**GIVEN EXERCISE**
Exactly repeat the line that contains "Give me a plain-text", then every line after it up to and including the final line.

**INFORMATION GIVEN**
****

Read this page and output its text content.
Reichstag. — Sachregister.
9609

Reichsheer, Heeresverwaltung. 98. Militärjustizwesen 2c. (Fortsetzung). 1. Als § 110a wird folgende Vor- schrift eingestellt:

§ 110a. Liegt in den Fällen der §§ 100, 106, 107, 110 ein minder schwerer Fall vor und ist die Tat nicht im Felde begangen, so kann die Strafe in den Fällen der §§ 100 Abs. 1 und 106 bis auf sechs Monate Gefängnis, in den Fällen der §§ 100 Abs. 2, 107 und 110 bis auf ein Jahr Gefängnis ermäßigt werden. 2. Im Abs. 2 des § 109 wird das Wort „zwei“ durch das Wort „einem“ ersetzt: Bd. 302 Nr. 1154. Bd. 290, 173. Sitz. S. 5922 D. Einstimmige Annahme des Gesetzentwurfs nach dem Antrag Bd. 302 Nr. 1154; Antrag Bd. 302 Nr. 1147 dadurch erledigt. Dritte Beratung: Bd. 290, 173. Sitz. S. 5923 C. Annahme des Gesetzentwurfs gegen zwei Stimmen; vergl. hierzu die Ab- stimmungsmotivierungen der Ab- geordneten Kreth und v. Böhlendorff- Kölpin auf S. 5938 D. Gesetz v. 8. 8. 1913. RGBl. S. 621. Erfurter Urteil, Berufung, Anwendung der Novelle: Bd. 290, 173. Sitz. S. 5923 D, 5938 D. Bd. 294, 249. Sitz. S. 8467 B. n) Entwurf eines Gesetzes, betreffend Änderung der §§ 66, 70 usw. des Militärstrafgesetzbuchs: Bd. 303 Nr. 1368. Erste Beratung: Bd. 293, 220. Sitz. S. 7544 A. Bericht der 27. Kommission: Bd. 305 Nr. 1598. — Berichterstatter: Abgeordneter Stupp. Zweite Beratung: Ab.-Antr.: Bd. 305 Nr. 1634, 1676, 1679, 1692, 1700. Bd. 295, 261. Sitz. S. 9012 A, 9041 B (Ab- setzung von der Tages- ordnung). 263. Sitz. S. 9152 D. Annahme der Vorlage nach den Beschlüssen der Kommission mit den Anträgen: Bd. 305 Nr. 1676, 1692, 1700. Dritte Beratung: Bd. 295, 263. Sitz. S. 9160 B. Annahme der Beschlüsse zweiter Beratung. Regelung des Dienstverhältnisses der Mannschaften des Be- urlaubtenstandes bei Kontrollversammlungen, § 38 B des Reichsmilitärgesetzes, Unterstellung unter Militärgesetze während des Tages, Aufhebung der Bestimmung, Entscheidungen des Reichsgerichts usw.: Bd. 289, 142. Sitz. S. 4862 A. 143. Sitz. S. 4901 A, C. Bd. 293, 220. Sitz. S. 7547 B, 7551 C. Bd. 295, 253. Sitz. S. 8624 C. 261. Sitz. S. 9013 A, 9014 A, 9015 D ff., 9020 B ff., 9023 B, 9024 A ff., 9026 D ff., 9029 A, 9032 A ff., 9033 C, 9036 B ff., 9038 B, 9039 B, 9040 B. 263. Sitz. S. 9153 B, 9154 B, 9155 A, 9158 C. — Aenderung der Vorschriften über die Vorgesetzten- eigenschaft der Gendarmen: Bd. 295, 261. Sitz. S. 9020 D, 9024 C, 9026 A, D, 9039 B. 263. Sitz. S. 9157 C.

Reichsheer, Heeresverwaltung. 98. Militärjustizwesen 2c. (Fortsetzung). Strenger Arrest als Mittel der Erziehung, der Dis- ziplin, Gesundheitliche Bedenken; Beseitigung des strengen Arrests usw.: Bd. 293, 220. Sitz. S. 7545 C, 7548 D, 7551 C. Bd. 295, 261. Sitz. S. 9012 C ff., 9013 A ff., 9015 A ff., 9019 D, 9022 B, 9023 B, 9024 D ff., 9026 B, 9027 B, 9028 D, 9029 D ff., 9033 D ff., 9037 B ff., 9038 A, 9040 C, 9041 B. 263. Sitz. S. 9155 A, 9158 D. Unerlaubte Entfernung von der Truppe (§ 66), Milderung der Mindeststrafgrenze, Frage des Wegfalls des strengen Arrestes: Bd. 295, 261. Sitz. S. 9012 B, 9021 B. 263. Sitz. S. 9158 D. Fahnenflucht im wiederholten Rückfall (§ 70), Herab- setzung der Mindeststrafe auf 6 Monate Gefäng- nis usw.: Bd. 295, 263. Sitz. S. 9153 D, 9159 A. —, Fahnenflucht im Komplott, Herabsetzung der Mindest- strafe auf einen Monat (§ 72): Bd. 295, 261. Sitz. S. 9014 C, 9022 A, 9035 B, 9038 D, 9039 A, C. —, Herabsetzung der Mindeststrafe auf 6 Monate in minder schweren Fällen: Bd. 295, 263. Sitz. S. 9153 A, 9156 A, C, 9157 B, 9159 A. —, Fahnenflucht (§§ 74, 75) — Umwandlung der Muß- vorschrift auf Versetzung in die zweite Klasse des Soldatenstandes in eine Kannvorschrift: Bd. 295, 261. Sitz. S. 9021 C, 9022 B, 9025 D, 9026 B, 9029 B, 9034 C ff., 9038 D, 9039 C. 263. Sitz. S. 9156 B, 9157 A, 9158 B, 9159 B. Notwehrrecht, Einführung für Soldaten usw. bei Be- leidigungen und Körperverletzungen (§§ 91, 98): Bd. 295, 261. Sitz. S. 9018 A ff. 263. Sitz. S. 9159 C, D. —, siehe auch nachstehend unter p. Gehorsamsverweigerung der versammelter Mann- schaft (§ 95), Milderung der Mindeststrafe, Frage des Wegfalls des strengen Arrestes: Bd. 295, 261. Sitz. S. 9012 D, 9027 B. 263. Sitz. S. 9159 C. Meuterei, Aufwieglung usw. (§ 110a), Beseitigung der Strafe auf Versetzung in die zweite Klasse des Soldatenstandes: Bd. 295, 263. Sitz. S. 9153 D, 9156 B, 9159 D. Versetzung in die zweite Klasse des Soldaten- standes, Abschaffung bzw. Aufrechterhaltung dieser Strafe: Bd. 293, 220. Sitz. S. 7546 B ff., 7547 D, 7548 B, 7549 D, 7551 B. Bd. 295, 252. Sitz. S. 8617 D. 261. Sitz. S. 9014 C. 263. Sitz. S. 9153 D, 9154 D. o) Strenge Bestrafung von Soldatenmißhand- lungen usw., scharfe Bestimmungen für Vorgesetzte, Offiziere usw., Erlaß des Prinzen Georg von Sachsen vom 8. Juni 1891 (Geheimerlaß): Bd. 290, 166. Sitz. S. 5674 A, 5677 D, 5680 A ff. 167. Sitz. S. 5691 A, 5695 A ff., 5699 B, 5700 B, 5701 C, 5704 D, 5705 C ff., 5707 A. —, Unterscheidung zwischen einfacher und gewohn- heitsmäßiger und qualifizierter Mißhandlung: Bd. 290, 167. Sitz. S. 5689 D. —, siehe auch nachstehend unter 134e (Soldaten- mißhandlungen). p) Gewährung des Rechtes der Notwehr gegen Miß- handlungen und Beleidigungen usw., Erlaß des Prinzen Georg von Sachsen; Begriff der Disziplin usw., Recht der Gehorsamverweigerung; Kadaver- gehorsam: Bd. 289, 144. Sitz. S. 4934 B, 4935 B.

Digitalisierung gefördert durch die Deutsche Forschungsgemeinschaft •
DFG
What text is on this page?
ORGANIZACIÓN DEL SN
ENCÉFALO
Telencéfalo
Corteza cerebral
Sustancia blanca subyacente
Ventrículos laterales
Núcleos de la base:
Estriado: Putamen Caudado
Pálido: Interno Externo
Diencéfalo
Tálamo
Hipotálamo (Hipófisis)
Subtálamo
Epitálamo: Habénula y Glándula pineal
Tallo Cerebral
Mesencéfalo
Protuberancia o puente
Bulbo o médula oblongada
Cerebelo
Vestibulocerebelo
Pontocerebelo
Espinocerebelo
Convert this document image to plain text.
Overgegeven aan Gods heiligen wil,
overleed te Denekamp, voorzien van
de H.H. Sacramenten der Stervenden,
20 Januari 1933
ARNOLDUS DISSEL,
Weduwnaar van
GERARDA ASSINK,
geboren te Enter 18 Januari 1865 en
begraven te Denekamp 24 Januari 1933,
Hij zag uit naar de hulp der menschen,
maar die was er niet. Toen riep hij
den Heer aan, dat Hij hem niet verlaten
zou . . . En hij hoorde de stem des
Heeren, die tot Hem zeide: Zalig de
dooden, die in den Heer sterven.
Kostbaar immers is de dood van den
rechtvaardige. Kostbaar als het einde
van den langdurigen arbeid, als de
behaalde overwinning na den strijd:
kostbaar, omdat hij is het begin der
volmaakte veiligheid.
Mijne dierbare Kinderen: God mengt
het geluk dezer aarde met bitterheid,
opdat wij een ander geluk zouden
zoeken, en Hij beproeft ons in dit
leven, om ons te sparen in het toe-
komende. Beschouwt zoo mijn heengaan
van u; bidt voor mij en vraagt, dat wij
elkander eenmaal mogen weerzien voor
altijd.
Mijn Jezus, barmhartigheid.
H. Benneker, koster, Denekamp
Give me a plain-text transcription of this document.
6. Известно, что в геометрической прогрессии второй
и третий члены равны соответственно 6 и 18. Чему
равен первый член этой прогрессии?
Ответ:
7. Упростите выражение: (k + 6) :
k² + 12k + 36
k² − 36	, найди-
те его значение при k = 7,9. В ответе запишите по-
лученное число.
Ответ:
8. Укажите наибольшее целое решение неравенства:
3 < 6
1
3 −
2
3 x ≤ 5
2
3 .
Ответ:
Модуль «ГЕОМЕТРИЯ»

****

**PROBLEM SOLUTION**
Give me a plain-text transcription of this document.
6. Известно, что в геометрической прогрессии второй
и третий члены равны соответственно 6 и 18. Чему
равен первый член этой прогрессии?
Ответ:
7. Упростите выражение: (k + 6) :
k² + 12k + 36
k² − 36	, найди-
те его значение при k = 7,9. В ответе запишите по-
лученное число.
Ответ:
8. Укажите наибольшее целое решение неравенства:
3 < 6
1
3 −
2
3 x ≤ 5
2
3 .
Ответ:
Модуль «ГЕОМЕТРИЯ»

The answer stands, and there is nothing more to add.